** start **
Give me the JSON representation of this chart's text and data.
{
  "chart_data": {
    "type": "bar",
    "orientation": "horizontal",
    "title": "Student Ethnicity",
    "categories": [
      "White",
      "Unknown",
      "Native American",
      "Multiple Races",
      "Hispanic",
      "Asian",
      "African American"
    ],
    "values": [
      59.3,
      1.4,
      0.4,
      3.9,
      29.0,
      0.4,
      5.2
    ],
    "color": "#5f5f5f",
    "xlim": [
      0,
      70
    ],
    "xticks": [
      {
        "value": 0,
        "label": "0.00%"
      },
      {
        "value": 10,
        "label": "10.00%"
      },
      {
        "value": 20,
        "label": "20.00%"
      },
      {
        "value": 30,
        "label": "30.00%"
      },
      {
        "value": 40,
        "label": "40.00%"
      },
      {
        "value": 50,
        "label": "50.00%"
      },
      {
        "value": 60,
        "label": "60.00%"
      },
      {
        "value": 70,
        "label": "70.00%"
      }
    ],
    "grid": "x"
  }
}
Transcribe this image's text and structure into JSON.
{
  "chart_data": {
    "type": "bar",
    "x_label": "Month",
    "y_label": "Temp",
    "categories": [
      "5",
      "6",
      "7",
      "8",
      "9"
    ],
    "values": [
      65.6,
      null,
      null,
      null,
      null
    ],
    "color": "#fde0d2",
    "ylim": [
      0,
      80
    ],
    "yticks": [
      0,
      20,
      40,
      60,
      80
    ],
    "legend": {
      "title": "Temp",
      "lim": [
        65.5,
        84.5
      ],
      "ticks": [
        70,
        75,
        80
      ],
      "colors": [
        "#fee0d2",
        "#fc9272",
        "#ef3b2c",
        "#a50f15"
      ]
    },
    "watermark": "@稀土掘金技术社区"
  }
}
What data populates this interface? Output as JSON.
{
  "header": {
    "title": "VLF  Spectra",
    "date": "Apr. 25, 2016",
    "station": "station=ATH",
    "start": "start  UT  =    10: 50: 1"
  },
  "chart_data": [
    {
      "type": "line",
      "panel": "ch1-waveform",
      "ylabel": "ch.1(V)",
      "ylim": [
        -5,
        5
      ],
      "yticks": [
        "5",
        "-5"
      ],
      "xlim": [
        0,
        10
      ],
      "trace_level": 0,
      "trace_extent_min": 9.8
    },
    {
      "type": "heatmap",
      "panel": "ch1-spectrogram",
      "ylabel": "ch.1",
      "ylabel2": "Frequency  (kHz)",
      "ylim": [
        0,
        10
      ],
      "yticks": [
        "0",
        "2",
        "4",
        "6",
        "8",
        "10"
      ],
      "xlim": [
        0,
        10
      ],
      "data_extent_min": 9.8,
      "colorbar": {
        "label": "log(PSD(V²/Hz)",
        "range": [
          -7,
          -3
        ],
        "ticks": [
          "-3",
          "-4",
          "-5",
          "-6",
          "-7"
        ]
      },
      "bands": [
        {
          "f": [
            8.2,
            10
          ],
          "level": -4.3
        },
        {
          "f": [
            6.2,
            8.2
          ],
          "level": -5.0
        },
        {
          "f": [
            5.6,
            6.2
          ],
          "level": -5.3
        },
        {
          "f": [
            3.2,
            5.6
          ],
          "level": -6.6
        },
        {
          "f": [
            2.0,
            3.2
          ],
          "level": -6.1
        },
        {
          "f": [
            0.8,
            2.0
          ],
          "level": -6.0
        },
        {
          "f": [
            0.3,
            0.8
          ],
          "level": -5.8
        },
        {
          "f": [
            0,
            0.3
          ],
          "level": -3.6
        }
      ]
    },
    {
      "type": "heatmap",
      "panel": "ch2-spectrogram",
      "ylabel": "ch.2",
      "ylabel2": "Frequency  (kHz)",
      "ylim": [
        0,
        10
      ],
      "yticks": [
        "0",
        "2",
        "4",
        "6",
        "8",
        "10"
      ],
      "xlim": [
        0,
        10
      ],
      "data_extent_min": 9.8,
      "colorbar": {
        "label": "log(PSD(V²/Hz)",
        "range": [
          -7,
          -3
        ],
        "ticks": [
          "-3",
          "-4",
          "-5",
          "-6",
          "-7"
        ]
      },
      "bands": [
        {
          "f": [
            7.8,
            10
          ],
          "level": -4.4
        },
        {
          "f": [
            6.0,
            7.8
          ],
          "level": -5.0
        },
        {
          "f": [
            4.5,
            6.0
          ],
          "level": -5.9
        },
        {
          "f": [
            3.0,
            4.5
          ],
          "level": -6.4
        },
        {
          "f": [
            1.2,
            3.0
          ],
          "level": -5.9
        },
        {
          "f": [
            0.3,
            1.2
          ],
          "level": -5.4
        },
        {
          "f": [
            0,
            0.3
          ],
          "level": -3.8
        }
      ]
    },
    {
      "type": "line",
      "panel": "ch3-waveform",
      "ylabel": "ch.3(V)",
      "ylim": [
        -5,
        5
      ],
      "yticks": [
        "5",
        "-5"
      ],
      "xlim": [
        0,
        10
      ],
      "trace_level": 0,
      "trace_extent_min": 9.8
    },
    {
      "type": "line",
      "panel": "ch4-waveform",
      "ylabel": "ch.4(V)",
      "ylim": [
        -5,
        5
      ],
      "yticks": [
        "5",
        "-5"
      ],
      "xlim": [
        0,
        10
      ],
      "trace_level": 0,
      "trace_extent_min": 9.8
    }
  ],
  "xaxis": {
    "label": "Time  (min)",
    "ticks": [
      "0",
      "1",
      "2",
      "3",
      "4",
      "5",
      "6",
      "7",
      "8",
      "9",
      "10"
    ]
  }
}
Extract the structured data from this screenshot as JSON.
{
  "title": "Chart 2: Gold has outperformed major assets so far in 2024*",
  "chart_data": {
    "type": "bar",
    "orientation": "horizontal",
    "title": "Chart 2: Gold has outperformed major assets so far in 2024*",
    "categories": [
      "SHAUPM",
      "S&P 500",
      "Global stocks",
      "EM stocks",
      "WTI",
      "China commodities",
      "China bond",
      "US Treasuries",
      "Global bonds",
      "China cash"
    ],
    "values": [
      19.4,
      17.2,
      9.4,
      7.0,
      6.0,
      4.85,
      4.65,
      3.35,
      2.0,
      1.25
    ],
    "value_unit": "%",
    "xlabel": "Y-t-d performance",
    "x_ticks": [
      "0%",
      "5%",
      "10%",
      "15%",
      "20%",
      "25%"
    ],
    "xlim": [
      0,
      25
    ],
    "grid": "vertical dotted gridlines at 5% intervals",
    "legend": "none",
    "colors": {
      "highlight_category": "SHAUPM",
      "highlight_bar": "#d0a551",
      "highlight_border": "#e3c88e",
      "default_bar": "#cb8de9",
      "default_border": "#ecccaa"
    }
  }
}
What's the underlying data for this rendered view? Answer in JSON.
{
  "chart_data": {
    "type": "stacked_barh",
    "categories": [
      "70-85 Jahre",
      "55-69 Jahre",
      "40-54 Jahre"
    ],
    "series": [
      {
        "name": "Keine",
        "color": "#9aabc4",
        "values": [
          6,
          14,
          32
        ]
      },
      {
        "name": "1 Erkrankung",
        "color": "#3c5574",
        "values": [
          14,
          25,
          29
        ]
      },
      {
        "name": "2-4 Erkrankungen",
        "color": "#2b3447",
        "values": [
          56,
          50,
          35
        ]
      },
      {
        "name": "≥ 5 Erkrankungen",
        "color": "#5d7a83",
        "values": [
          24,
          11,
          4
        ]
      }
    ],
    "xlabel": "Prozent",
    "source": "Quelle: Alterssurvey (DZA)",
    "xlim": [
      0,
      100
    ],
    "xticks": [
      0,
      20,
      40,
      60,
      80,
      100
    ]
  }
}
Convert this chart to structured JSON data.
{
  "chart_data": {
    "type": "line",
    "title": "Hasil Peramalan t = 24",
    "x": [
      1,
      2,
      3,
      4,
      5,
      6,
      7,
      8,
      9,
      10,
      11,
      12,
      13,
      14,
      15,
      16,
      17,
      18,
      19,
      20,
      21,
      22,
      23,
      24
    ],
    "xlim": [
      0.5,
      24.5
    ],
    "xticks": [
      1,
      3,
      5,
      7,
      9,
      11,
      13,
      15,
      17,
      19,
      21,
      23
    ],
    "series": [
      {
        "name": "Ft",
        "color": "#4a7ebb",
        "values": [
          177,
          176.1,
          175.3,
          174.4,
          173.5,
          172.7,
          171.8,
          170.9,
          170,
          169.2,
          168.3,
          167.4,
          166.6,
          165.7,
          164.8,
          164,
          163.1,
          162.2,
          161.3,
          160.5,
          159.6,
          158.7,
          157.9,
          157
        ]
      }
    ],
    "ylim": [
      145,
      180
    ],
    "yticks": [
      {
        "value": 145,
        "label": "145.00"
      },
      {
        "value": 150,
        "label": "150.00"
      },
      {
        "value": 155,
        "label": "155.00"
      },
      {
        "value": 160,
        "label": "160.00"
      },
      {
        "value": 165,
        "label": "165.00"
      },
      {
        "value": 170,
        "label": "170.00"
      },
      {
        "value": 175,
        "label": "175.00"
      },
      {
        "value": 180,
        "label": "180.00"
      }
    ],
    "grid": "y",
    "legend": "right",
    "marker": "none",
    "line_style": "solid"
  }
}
** end **
--- WORK TO BE COMPLETED ---
Look over the listing. Pull out every line with the string "name" in it.

--- COMPLETED TASK ---
        "name": "Keine",
        "name": "1 Erkrankung",
        "name": "2-4 Erkrankungen",
        "name": "≥ 5 Erkrankungen",
        "name": "Ft",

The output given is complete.